* _Given task_:
Print all of the entries exactly, minus the pictures.

===== Excerpted data

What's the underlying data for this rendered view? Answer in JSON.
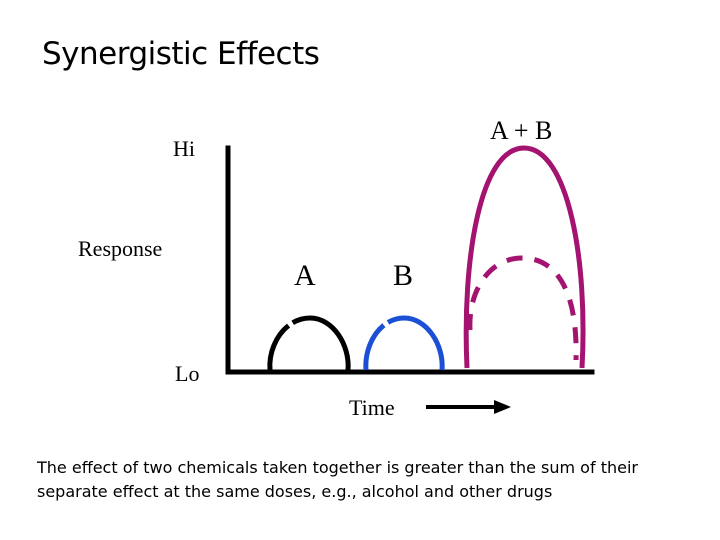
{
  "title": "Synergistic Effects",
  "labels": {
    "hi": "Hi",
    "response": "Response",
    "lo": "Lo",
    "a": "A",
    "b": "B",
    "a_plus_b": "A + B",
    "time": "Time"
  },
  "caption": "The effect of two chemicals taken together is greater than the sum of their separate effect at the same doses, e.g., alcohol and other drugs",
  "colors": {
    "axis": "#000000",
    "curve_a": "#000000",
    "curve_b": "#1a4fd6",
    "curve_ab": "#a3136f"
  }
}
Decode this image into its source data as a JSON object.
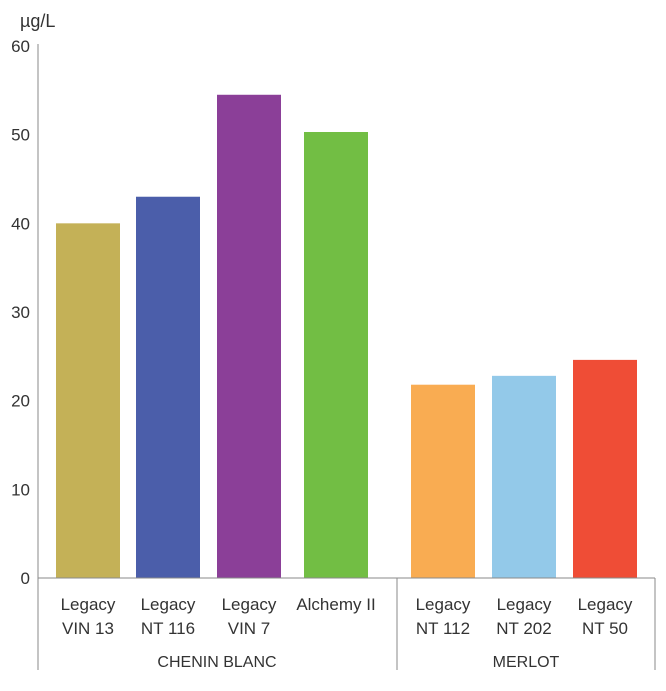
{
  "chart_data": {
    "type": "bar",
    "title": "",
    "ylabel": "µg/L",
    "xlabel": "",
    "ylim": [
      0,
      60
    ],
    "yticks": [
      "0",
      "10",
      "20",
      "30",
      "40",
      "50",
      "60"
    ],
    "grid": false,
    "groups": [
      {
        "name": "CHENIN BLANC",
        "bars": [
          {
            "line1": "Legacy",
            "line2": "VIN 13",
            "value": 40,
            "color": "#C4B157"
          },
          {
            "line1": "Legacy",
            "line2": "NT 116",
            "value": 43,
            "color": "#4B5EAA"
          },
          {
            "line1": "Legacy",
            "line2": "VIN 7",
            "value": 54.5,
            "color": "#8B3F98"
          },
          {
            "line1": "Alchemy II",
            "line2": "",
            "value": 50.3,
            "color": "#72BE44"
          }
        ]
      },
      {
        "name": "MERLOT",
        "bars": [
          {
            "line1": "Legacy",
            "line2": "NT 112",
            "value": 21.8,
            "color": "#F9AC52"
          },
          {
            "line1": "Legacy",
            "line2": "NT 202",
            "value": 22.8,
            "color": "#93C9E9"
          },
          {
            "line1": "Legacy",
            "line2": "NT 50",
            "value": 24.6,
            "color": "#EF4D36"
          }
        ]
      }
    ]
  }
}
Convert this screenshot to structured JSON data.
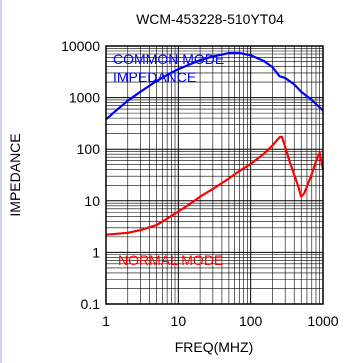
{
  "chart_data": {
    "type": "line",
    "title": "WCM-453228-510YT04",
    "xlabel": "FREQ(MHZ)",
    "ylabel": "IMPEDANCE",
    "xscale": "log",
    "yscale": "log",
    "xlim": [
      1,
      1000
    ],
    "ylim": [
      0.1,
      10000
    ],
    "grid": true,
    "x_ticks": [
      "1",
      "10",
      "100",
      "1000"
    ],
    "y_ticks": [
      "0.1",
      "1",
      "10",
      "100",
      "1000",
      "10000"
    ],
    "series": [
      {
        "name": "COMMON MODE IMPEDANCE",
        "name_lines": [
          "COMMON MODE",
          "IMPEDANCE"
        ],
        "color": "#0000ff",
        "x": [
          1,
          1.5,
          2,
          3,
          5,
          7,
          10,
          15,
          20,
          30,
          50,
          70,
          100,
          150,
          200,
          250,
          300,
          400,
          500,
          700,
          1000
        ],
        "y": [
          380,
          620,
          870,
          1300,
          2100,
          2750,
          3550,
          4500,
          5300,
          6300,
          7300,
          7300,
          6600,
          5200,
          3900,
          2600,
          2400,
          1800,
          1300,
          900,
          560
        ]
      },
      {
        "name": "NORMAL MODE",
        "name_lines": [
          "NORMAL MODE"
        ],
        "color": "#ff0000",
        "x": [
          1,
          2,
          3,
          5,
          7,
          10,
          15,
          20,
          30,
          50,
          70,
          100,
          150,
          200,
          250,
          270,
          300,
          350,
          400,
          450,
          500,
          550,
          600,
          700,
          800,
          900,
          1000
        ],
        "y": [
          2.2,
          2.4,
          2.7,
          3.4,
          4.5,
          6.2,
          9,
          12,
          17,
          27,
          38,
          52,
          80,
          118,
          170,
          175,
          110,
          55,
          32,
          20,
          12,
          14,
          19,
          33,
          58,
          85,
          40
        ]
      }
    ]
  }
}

==========

* _Finished task_:
What's the underlying data for this rendered view? Answer in JSON.
{
  "title": "Synergistic Effects",
  "labels": {
    "hi": "Hi",
    "response": "Response",
    "lo": "Lo",
    "a": "A",
    "b": "B",
    "a_plus_b": "A + B",
    "time": "Time"
  },
  "caption": "The effect of two chemicals taken together is greater than the sum of their separate effect at the same doses, e.g., alcohol and other drugs",
  "colors": {
    "axis": "#000000",
    "curve_a": "#000000",
    "curve_b": "#1a4fd6",
    "curve_ab": "#a3136f"
  }
}
Decode this image into its source data as a JSON object.
{
  "chart_data": {
    "type": "bar",
    "title": "",
    "ylabel": "µg/L",
    "xlabel": "",
    "ylim": [
      0,
      60
    ],
    "yticks": [
      "0",
      "10",
      "20",
      "30",
      "40",
      "50",
      "60"
    ],
    "grid": false,
    "groups": [
      {
        "name": "CHENIN BLANC",
        "bars": [
          {
            "line1": "Legacy",
            "line2": "VIN 13",
            "value": 40,
            "color": "#C4B157"
          },
          {
            "line1": "Legacy",
            "line2": "NT 116",
            "value": 43,
            "color": "#4B5EAA"
          },
          {
            "line1": "Legacy",
            "line2": "VIN 7",
            "value": 54.5,
            "color": "#8B3F98"
          },
          {
            "line1": "Alchemy II",
            "line2": "",
            "value": 50.3,
            "color": "#72BE44"
          }
        ]
      },
      {
        "name": "MERLOT",
        "bars": [
          {
            "line1": "Legacy",
            "line2": "NT 112",
            "value": 21.8,
            "color": "#F9AC52"
          },
          {
            "line1": "Legacy",
            "line2": "NT 202",
            "value": 22.8,
            "color": "#93C9E9"
          },
          {
            "line1": "Legacy",
            "line2": "NT 50",
            "value": 24.6,
            "color": "#EF4D36"
          }
        ]
      }
    ]
  }
}
Convert this screenshot to structured JSON data.
{
  "chart_data": {
    "type": "line",
    "title": "WCM-453228-510YT04",
    "xlabel": "FREQ(MHZ)",
    "ylabel": "IMPEDANCE",
    "xscale": "log",
    "yscale": "log",
    "xlim": [
      1,
      1000
    ],
    "ylim": [
      0.1,
      10000
    ],
    "grid": true,
    "x_ticks": [
      "1",
      "10",
      "100",
      "1000"
    ],
    "y_ticks": [
      "0.1",
      "1",
      "10",
      "100",
      "1000",
      "10000"
    ],
    "series": [
      {
        "name": "COMMON MODE IMPEDANCE",
        "name_lines": [
          "COMMON MODE",
          "IMPEDANCE"
        ],
        "color": "#0000ff",
        "x": [
          1,
          1.5,
          2,
          3,
          5,
          7,
          10,
          15,
          20,
          30,
          50,
          70,
          100,
          150,
          200,
          250,
          300,
          400,
          500,
          700,
          1000
        ],
        "y": [
          380,
          620,
          870,
          1300,
          2100,
          2750,
          3550,
          4500,
          5300,
          6300,
          7300,
          7300,
          6600,
          5200,
          3900,
          2600,
          2400,
          1800,
          1300,
          900,
          560
        ]
      },
      {
        "name": "NORMAL MODE",
        "name_lines": [
          "NORMAL MODE"
        ],
        "color": "#ff0000",
        "x": [
          1,
          2,
          3,
          5,
          7,
          10,
          15,
          20,
          30,
          50,
          70,
          100,
          150,
          200,
          250,
          270,
          300,
          350,
          400,
          450,
          500,
          550,
          600,
          700,
          800,
          900,
          1000
        ],
        "y": [
          2.2,
          2.4,
          2.7,
          3.4,
          4.5,
          6.2,
          9,
          12,
          17,
          27,
          38,
          52,
          80,
          118,
          170,
          175,
          110,
          55,
          32,
          20,
          12,
          14,
          19,
          33,
          58,
          85,
          40
        ]
      }
    ]
  }
}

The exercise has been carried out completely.